## What is asked
Give back the records below exactly, every one, with no pictures.
## Begin Supplied material
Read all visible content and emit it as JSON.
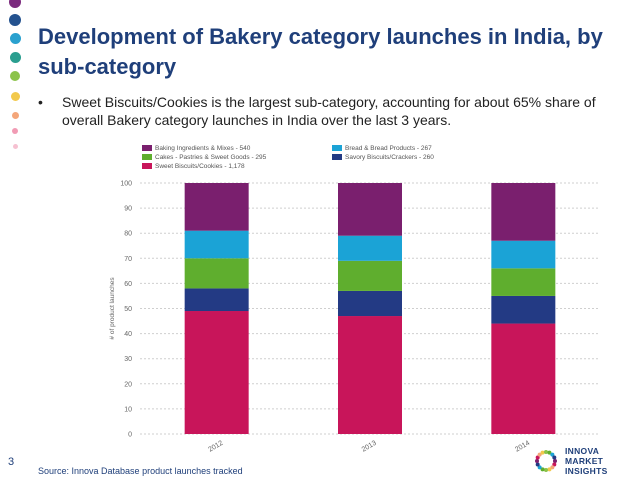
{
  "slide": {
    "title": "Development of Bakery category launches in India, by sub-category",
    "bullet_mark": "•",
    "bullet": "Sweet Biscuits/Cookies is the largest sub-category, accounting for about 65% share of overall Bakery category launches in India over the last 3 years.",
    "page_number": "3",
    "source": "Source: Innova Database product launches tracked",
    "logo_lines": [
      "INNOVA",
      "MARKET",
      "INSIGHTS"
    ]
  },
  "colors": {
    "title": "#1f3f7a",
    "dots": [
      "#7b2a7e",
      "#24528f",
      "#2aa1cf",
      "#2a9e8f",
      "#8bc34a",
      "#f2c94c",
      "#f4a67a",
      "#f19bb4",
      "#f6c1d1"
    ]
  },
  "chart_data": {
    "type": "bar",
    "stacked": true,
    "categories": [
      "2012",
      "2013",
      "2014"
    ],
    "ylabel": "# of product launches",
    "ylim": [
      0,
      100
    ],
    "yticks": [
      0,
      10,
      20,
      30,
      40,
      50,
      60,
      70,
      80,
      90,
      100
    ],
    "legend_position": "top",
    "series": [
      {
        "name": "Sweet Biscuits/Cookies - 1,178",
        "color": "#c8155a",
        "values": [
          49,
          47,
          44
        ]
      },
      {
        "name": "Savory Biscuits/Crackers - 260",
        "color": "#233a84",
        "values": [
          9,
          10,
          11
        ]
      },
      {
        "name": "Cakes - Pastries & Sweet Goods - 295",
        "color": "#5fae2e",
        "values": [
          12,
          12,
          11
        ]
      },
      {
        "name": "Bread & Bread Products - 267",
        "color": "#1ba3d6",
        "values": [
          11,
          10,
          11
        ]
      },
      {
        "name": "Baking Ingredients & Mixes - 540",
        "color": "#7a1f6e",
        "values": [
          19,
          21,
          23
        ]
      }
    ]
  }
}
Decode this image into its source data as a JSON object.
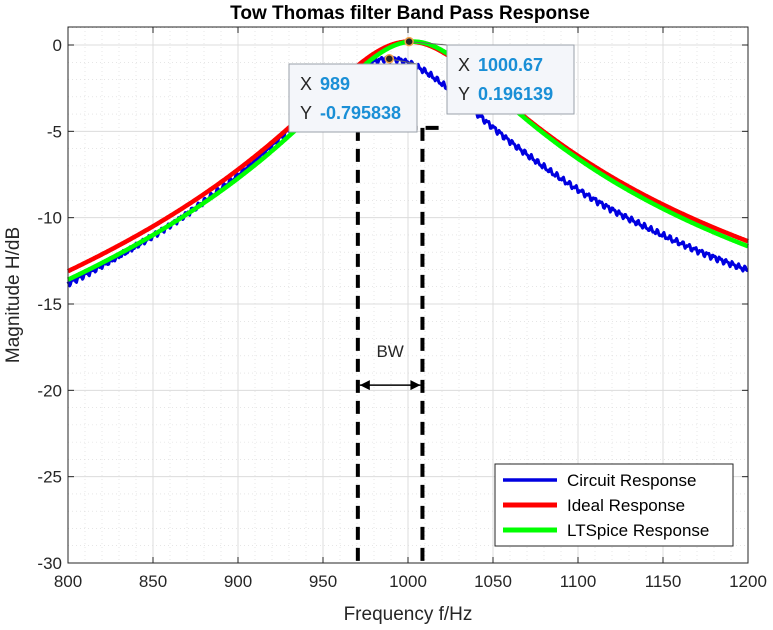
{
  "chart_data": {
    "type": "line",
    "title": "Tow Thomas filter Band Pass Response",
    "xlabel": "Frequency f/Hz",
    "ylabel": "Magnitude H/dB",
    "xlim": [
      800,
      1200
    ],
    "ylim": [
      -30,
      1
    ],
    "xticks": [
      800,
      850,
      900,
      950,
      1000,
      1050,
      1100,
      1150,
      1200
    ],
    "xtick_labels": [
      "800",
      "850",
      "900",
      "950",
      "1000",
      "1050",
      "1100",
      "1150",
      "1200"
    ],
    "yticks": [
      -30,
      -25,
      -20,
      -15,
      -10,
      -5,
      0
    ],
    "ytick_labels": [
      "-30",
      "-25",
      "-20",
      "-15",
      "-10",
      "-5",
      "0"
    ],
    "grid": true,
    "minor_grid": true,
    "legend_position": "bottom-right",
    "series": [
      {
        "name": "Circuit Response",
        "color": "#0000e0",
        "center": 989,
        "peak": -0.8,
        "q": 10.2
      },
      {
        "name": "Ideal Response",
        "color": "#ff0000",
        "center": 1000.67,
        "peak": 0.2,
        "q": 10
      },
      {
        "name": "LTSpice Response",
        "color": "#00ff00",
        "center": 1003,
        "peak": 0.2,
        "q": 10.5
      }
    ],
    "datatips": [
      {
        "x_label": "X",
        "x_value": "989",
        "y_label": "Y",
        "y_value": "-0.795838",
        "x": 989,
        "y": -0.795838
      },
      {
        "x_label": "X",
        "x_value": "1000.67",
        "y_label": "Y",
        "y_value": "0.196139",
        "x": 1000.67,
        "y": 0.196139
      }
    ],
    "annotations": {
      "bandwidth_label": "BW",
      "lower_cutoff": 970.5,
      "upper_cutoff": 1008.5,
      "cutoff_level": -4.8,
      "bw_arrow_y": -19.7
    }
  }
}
## End Supplied material
## Solution for this problem
Read all visible content and emit it as JSON.
{
  "slide": {
    "title": "Development of Bakery category launches in India, by sub-category",
    "bullet_mark": "•",
    "bullet": "Sweet Biscuits/Cookies is the largest sub-category, accounting for about 65% share of overall Bakery category launches in India over the last 3 years.",
    "page_number": "3",
    "source": "Source: Innova Database product launches tracked",
    "logo_lines": [
      "INNOVA",
      "MARKET",
      "INSIGHTS"
    ]
  },
  "colors": {
    "title": "#1f3f7a",
    "dots": [
      "#7b2a7e",
      "#24528f",
      "#2aa1cf",
      "#2a9e8f",
      "#8bc34a",
      "#f2c94c",
      "#f4a67a",
      "#f19bb4",
      "#f6c1d1"
    ]
  },
  "chart_data": {
    "type": "bar",
    "stacked": true,
    "categories": [
      "2012",
      "2013",
      "2014"
    ],
    "ylabel": "# of product launches",
    "ylim": [
      0,
      100
    ],
    "yticks": [
      0,
      10,
      20,
      30,
      40,
      50,
      60,
      70,
      80,
      90,
      100
    ],
    "legend_position": "top",
    "series": [
      {
        "name": "Sweet Biscuits/Cookies - 1,178",
        "color": "#c8155a",
        "values": [
          49,
          47,
          44
        ]
      },
      {
        "name": "Savory Biscuits/Crackers - 260",
        "color": "#233a84",
        "values": [
          9,
          10,
          11
        ]
      },
      {
        "name": "Cakes - Pastries & Sweet Goods - 295",
        "color": "#5fae2e",
        "values": [
          12,
          12,
          11
        ]
      },
      {
        "name": "Bread & Bread Products - 267",
        "color": "#1ba3d6",
        "values": [
          11,
          10,
          11
        ]
      },
      {
        "name": "Baking Ingredients & Mixes - 540",
        "color": "#7a1f6e",
        "values": [
          19,
          21,
          23
        ]
      }
    ]
  }
}
Decode this image into its source data as a JSON object.
{
  "chart_data": {
    "type": "line",
    "title": "Tow Thomas filter Band Pass Response",
    "xlabel": "Frequency f/Hz",
    "ylabel": "Magnitude H/dB",
    "xlim": [
      800,
      1200
    ],
    "ylim": [
      -30,
      1
    ],
    "xticks": [
      800,
      850,
      900,
      950,
      1000,
      1050,
      1100,
      1150,
      1200
    ],
    "xtick_labels": [
      "800",
      "850",
      "900",
      "950",
      "1000",
      "1050",
      "1100",
      "1150",
      "1200"
    ],
    "yticks": [
      -30,
      -25,
      -20,
      -15,
      -10,
      -5,
      0
    ],
    "ytick_labels": [
      "-30",
      "-25",
      "-20",
      "-15",
      "-10",
      "-5",
      "0"
    ],
    "grid": true,
    "minor_grid": true,
    "legend_position": "bottom-right",
    "series": [
      {
        "name": "Circuit Response",
        "color": "#0000e0",
        "center": 989,
        "peak": -0.8,
        "q": 10.2
      },
      {
        "name": "Ideal Response",
        "color": "#ff0000",
        "center": 1000.67,
        "peak": 0.2,
        "q": 10
      },
      {
        "name": "LTSpice Response",
        "color": "#00ff00",
        "center": 1003,
        "peak": 0.2,
        "q": 10.5
      }
    ],
    "datatips": [
      {
        "x_label": "X",
        "x_value": "989",
        "y_label": "Y",
        "y_value": "-0.795838",
        "x": 989,
        "y": -0.795838
      },
      {
        "x_label": "X",
        "x_value": "1000.67",
        "y_label": "Y",
        "y_value": "0.196139",
        "x": 1000.67,
        "y": 0.196139
      }
    ],
    "annotations": {
      "bandwidth_label": "BW",
      "lower_cutoff": 970.5,
      "upper_cutoff": 1008.5,
      "cutoff_level": -4.8,
      "bw_arrow_y": -19.7
    }
  }
}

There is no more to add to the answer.